__The input__:

----

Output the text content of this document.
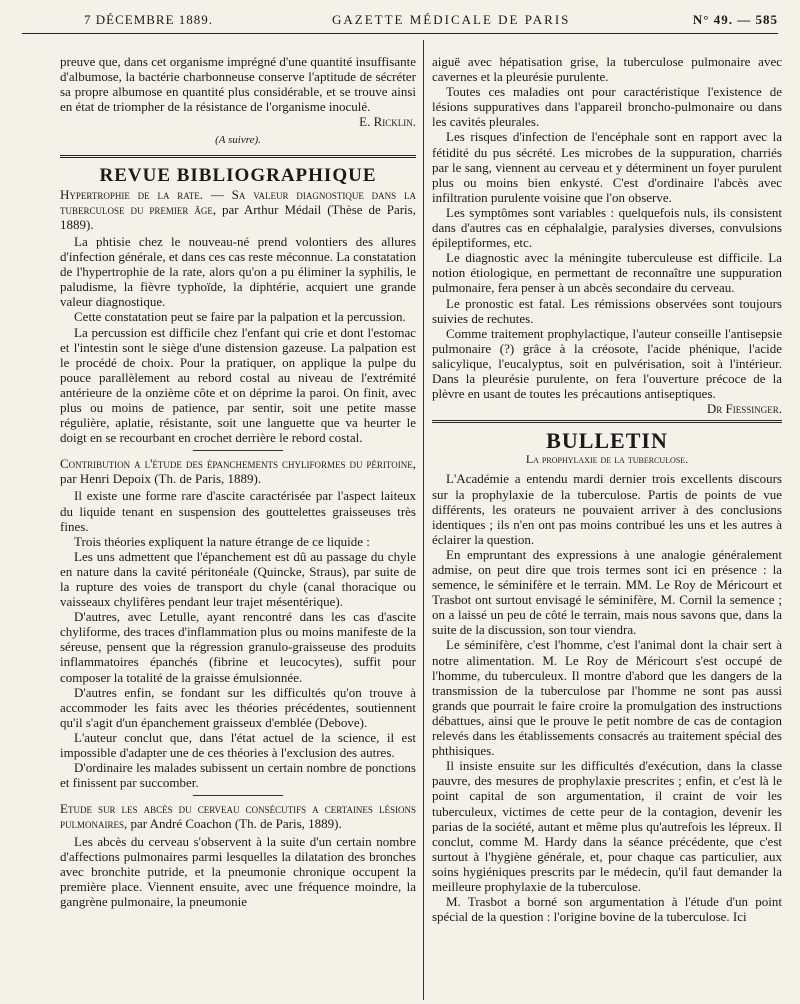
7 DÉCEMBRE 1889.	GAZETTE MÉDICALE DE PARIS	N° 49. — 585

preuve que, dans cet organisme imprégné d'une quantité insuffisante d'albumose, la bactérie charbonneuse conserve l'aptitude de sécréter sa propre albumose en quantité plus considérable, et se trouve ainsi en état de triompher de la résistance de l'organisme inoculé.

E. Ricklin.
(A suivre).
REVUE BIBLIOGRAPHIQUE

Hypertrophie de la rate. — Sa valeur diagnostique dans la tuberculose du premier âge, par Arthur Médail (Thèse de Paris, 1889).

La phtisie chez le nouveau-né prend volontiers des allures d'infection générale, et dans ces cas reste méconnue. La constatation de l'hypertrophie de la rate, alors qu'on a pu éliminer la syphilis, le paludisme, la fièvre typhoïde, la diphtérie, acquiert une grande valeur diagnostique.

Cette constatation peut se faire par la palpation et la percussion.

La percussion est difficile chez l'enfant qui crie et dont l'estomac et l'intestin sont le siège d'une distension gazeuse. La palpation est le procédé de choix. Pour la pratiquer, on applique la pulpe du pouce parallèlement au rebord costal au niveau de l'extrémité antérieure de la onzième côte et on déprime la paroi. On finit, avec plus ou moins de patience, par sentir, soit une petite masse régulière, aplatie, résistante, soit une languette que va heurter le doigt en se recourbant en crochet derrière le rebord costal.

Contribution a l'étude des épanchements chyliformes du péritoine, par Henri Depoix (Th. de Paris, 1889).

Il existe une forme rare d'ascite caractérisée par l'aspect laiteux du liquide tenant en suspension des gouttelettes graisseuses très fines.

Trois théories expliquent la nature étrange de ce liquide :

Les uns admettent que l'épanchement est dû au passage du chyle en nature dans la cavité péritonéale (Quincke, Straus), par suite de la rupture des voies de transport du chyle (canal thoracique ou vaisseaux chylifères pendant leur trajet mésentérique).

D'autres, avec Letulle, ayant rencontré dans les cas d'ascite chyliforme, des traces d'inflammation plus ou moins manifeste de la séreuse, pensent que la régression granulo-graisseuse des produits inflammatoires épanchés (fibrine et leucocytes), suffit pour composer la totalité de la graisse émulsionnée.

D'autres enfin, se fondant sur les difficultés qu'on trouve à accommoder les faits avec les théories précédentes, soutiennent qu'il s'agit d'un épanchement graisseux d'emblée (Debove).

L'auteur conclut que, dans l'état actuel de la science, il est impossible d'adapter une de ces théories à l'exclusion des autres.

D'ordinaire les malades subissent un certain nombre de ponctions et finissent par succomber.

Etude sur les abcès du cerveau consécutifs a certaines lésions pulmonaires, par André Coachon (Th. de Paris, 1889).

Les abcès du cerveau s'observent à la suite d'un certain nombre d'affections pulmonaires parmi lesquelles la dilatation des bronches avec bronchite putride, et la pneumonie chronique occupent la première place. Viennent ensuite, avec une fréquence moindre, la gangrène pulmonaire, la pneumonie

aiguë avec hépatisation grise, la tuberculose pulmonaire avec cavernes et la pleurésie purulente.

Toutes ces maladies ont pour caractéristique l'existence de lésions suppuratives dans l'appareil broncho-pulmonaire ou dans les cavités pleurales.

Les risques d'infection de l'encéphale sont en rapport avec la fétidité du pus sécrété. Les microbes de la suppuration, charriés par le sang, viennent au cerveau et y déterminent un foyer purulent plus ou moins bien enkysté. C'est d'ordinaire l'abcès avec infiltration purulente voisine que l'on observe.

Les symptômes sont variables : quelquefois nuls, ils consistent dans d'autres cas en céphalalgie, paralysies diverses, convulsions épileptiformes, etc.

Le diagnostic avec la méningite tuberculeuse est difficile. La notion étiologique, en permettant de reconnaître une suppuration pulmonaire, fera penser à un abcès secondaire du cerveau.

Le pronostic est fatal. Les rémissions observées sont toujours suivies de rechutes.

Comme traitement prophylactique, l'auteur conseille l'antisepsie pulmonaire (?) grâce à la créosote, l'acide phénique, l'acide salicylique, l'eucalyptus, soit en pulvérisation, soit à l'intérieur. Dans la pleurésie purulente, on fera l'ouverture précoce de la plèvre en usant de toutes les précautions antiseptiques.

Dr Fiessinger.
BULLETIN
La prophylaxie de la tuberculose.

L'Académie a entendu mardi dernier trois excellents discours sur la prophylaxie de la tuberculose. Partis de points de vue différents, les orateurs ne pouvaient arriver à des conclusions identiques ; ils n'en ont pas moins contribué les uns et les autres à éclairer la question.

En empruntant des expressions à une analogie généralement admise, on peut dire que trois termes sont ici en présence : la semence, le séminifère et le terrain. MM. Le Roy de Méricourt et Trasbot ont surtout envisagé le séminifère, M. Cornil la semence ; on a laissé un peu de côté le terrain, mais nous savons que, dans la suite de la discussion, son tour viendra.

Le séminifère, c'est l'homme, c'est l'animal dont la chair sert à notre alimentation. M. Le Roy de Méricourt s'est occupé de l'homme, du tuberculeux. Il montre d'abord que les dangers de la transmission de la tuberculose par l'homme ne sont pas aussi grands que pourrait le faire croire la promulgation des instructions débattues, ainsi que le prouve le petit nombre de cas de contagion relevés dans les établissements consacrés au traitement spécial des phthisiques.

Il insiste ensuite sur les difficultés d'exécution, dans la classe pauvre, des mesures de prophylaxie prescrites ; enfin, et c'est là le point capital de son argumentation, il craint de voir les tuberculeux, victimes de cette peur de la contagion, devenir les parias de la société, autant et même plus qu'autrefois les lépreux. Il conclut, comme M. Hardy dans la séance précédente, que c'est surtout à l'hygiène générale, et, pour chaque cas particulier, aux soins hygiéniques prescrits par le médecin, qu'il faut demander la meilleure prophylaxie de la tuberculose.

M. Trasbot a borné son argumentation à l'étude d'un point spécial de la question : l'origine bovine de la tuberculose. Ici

----

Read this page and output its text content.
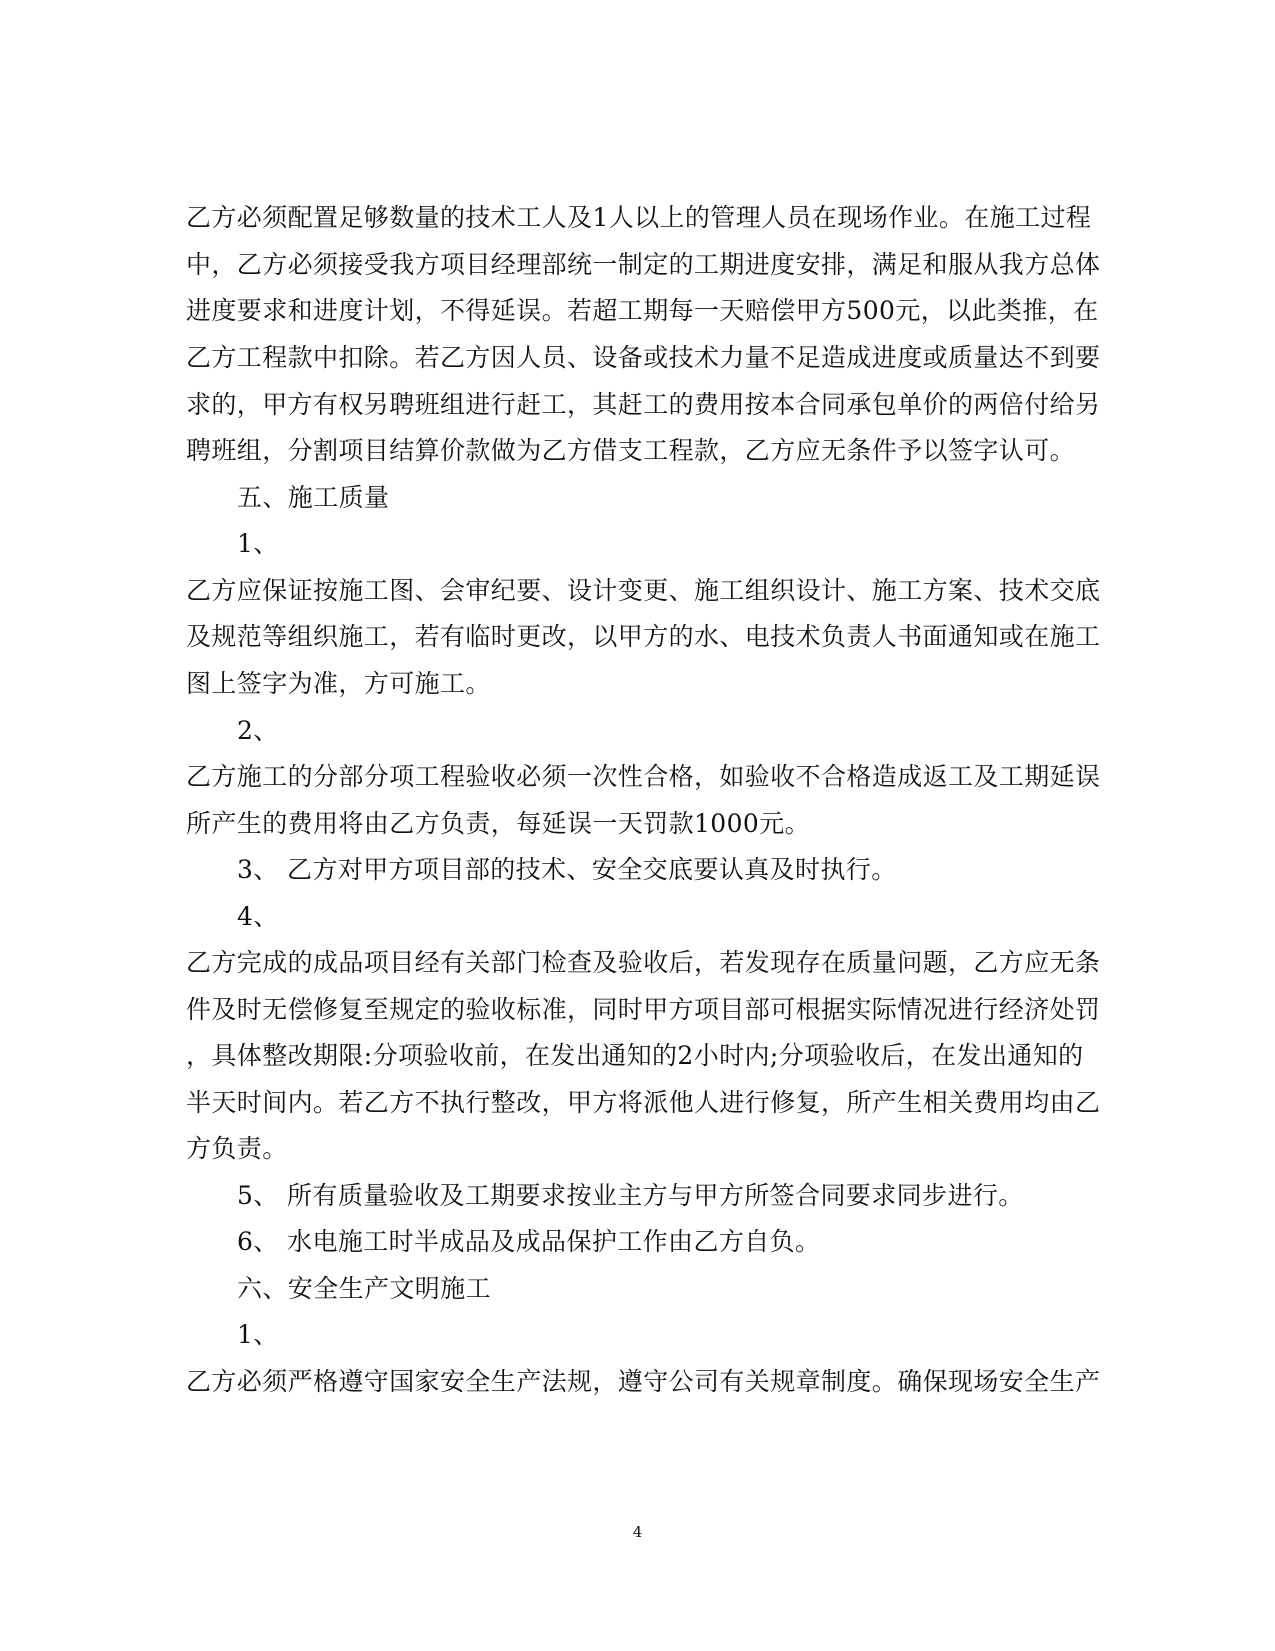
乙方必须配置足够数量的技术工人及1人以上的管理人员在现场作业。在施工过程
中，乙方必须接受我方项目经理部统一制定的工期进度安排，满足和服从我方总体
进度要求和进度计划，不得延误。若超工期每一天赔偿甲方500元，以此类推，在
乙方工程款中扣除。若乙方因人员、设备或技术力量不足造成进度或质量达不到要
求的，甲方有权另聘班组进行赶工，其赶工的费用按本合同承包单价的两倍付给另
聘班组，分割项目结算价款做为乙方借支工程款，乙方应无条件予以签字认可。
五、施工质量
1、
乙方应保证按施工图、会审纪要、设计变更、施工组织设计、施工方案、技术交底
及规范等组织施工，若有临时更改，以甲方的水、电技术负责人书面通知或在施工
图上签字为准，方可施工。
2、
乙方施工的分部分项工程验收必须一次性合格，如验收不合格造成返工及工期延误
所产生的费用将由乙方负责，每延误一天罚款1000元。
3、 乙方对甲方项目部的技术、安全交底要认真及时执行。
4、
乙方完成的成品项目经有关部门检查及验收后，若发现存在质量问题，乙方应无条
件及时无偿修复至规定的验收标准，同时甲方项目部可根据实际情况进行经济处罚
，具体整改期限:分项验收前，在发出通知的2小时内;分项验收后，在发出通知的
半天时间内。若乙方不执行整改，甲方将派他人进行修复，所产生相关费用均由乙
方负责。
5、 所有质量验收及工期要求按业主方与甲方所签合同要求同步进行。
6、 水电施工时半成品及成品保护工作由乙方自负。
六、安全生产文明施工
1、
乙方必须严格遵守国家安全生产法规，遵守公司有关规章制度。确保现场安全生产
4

----

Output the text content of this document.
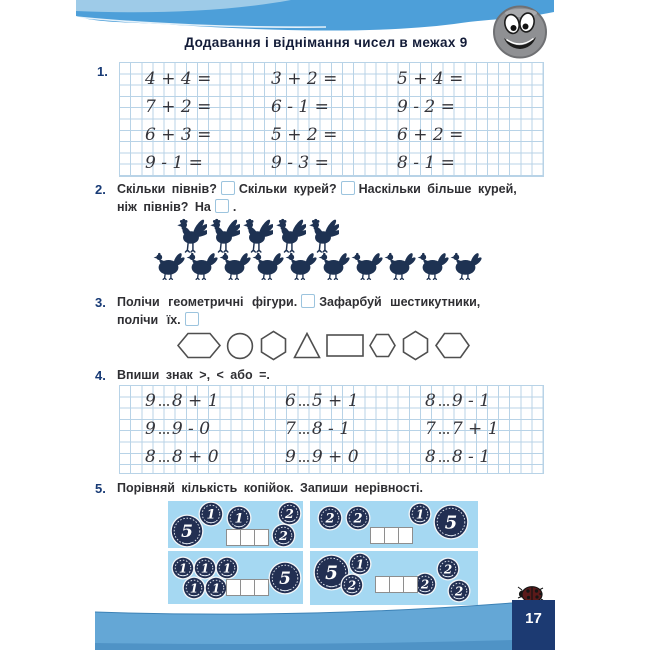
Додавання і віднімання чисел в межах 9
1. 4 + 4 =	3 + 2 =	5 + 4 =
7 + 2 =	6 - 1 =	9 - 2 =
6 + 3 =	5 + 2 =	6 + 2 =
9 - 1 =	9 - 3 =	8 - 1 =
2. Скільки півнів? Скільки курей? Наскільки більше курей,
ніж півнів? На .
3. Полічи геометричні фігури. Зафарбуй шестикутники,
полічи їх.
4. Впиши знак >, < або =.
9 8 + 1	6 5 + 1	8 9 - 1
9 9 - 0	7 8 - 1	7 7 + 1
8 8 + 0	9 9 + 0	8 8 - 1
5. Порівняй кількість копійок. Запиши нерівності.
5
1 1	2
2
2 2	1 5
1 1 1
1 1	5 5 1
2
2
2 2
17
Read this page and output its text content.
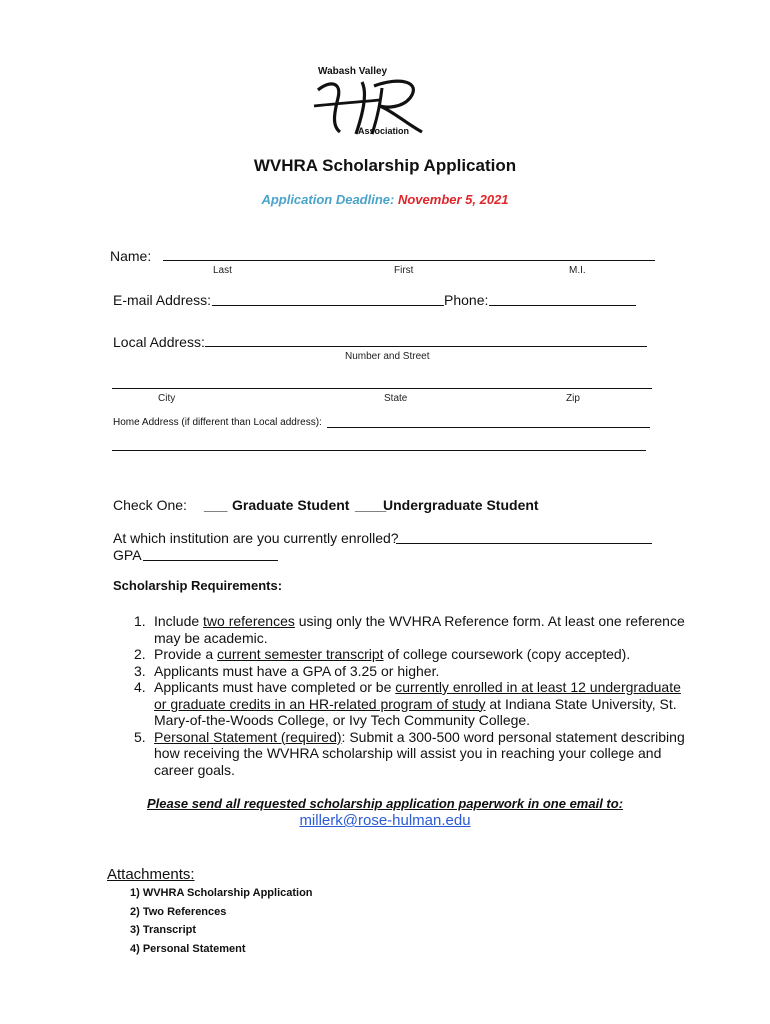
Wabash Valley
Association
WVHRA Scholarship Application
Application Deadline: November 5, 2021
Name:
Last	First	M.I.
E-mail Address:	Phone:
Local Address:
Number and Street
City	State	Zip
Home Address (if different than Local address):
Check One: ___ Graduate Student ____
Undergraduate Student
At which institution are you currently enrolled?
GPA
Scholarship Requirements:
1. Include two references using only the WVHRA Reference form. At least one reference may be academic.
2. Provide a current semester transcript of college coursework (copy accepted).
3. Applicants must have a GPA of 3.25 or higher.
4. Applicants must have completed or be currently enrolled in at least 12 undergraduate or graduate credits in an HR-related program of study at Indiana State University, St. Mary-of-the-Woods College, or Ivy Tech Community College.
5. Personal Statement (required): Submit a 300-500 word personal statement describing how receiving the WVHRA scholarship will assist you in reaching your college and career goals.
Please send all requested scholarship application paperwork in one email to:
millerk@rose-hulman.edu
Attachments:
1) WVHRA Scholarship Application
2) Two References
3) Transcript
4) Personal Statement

----

__Request__:
Isolate the lines that hold the word "Personal" and copy all of them.

__Finished answer__:
5. Personal Statement (required): Submit a 300-500 word personal statement describing how receiving the WVHRA scholarship will assist you in reaching your college and career goals.
4) Personal Statement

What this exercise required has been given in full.